• Directions: Locate all lines in the data below that hold "text" and show them.
===== Data to use =====
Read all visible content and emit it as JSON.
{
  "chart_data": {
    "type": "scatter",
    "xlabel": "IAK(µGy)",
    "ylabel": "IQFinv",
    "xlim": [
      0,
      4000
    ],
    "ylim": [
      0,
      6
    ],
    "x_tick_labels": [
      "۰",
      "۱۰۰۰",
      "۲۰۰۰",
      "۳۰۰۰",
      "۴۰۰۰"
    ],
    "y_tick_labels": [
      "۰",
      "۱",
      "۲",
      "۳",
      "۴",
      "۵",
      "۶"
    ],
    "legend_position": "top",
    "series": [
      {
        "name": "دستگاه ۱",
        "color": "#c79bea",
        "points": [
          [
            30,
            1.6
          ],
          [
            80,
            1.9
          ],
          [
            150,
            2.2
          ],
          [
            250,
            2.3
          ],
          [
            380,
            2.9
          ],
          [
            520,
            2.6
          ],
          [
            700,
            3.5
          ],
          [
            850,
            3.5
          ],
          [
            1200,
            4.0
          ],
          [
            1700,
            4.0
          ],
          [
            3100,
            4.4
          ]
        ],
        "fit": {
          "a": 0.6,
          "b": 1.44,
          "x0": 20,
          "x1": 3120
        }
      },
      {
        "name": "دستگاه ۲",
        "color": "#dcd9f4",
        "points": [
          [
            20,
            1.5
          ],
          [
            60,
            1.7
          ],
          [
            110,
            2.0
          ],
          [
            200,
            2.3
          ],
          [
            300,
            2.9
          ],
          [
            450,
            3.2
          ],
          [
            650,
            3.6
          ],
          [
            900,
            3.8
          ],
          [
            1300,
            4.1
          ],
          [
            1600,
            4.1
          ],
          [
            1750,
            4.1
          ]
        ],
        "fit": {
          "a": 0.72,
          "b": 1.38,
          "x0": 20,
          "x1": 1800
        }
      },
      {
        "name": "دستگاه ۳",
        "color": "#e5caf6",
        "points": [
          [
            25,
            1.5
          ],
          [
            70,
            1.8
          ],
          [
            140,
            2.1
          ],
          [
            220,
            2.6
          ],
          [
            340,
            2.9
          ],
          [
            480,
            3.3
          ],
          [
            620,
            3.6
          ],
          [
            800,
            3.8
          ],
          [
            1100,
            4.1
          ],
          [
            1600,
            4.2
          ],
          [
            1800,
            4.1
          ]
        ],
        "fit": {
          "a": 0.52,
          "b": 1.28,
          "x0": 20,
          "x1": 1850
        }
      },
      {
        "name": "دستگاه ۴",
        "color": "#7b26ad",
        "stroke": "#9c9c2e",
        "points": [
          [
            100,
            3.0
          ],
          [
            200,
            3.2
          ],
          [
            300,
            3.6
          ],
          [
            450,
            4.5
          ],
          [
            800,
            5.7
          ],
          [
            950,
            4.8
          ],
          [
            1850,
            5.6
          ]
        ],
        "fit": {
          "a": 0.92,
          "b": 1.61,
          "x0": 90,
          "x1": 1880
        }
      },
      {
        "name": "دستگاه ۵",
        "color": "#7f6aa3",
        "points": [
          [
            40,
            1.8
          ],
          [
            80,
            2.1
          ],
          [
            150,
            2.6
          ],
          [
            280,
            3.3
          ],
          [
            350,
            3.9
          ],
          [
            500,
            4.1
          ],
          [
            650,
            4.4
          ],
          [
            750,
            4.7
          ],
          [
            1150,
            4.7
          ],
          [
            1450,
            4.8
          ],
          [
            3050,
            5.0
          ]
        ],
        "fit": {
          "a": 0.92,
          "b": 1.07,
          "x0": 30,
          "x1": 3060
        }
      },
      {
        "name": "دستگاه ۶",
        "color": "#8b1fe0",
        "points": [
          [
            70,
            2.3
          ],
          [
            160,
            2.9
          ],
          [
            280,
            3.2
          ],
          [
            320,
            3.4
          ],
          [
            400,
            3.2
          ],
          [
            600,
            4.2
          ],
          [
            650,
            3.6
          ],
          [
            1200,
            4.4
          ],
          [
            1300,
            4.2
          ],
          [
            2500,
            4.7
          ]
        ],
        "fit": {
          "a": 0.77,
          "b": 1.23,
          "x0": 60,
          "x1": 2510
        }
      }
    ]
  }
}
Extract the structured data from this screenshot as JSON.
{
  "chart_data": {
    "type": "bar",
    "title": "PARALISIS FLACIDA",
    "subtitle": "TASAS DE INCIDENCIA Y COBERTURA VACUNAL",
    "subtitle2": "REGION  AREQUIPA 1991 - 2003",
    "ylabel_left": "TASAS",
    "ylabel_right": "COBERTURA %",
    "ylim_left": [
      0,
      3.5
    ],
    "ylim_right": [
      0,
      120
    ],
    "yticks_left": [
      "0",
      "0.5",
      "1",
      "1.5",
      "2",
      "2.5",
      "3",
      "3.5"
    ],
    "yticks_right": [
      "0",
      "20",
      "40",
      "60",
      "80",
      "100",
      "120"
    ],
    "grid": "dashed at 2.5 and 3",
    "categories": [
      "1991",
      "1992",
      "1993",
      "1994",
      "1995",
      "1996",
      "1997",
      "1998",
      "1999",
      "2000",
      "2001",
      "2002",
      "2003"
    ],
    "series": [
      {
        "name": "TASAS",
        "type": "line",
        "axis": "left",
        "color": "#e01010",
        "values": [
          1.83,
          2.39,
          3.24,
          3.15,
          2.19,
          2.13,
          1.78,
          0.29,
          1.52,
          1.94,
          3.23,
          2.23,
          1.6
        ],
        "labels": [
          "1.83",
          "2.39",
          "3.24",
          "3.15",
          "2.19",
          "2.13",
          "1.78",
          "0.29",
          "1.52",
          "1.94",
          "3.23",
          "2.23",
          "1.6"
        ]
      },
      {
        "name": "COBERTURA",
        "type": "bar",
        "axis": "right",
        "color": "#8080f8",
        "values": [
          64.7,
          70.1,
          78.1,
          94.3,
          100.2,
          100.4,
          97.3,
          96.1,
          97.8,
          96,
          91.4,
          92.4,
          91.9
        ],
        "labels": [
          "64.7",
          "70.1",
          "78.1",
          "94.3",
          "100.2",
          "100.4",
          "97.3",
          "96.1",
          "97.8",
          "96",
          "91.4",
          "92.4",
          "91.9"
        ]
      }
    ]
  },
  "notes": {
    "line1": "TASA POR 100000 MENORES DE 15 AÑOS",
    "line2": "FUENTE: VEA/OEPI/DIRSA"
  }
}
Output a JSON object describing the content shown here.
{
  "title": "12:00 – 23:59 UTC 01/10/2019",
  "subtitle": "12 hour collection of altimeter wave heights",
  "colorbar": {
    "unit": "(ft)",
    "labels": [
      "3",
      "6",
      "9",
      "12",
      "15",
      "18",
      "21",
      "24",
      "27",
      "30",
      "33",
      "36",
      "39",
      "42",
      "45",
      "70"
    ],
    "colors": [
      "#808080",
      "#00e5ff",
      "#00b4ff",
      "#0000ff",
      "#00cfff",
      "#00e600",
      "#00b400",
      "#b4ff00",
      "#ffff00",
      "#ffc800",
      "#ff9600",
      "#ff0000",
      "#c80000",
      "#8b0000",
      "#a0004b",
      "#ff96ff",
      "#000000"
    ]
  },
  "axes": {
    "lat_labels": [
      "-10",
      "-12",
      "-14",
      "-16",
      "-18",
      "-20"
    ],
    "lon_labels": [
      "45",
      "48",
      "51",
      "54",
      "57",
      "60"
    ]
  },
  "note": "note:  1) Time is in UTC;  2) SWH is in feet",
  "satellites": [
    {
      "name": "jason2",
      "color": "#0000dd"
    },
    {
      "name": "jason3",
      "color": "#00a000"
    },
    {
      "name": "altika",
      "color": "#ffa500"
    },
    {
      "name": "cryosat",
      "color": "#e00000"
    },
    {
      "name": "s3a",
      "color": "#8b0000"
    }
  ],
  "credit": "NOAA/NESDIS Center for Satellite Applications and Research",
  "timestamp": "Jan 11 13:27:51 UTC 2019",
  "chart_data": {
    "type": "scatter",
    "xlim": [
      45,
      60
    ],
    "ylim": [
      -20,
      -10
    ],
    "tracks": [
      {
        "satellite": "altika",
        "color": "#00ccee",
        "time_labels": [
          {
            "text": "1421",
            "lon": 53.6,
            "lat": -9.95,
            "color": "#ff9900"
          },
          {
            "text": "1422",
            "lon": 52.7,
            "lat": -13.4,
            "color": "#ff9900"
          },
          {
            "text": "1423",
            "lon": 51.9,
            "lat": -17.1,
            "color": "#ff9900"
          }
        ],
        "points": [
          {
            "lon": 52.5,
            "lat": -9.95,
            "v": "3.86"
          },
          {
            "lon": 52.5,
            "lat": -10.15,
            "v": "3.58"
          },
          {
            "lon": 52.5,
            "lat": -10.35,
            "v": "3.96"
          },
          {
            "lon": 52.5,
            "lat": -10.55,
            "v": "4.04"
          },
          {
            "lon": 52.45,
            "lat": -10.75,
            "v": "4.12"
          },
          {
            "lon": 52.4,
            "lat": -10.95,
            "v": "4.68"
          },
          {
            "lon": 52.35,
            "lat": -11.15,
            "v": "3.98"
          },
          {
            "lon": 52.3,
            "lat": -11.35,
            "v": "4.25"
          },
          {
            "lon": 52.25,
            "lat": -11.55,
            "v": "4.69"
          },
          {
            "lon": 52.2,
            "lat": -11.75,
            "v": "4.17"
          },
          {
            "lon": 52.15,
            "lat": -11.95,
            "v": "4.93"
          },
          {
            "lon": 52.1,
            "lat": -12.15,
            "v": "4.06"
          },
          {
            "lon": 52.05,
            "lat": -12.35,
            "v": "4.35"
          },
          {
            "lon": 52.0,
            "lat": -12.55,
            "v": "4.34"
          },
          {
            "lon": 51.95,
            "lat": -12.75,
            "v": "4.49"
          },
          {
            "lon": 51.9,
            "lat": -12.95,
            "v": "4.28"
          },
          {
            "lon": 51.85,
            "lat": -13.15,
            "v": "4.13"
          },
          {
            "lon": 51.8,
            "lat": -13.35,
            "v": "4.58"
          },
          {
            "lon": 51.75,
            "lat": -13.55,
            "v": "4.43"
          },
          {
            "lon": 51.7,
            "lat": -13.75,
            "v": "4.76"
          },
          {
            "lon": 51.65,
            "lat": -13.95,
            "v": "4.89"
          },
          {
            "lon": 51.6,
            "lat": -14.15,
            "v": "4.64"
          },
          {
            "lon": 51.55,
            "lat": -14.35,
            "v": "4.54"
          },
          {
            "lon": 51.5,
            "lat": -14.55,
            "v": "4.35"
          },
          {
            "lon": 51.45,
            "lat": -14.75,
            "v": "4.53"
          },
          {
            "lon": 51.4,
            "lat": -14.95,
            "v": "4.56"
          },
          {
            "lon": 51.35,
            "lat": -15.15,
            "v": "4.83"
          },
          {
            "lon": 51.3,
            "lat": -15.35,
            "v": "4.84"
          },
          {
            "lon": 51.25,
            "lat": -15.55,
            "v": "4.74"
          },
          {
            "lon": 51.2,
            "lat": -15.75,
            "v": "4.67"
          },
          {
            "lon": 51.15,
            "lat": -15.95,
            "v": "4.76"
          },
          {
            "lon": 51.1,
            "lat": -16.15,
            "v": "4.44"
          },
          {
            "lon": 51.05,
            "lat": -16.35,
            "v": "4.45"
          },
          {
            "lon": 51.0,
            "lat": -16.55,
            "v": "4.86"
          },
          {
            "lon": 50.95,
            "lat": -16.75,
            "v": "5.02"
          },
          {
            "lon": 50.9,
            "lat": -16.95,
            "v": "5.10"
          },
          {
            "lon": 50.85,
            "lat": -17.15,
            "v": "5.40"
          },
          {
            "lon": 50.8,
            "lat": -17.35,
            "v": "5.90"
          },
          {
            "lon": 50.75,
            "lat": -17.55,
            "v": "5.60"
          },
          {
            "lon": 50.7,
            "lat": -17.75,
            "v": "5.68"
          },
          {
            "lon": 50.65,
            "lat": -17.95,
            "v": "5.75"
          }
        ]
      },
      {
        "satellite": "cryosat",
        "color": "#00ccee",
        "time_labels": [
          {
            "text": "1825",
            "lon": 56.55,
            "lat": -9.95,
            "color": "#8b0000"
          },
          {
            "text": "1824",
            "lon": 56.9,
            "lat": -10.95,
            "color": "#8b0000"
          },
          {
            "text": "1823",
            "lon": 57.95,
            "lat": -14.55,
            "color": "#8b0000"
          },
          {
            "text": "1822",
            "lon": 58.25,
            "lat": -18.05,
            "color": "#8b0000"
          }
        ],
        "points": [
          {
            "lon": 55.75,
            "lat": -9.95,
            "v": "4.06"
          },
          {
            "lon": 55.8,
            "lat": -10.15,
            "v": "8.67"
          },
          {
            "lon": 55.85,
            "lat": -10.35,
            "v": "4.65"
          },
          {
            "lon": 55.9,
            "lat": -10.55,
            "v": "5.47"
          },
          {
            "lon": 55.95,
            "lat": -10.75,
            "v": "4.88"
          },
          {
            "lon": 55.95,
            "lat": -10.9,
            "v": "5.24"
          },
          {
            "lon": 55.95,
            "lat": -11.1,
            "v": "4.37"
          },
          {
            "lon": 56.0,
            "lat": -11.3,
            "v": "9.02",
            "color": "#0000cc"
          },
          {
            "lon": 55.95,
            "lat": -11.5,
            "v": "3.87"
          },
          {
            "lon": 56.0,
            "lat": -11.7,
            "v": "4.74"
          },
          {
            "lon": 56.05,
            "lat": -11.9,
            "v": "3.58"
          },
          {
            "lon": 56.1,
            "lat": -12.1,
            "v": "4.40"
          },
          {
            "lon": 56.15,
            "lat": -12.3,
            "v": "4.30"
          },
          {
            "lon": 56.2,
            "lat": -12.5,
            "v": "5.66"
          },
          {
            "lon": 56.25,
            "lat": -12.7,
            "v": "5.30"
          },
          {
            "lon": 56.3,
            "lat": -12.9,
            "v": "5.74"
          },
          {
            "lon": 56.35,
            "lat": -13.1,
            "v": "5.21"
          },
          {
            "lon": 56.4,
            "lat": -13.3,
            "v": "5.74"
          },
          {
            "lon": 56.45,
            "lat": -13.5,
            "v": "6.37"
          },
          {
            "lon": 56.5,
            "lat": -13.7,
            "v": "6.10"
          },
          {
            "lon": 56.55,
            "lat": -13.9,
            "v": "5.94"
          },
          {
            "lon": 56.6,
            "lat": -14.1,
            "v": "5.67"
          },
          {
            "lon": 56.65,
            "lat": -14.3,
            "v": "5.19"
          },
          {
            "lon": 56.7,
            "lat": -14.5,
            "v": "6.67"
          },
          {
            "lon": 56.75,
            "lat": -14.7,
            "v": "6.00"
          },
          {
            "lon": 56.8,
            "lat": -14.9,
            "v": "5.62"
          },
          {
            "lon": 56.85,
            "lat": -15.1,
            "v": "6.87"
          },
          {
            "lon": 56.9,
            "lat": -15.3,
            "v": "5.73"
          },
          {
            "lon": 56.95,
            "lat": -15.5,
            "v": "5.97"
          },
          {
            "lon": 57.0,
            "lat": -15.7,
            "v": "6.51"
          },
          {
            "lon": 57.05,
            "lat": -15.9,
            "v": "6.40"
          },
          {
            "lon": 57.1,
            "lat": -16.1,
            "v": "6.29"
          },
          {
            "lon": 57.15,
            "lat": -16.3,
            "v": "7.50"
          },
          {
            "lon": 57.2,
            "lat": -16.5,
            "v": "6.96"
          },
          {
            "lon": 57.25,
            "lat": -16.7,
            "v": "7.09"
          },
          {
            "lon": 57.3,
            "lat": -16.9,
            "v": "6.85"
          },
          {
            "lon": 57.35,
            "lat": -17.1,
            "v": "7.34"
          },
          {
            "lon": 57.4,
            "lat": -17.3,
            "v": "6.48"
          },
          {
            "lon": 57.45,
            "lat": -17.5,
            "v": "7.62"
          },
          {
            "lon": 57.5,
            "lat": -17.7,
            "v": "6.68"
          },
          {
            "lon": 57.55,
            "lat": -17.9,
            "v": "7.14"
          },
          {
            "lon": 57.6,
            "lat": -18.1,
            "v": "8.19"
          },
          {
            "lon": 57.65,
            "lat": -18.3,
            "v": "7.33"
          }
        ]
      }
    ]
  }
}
=====
• Expected answer:
            "text": "1421",
            "text": "1422",
            "text": "1423",
            "text": "1825",
            "text": "1824",
            "text": "1823",
            "text": "1822",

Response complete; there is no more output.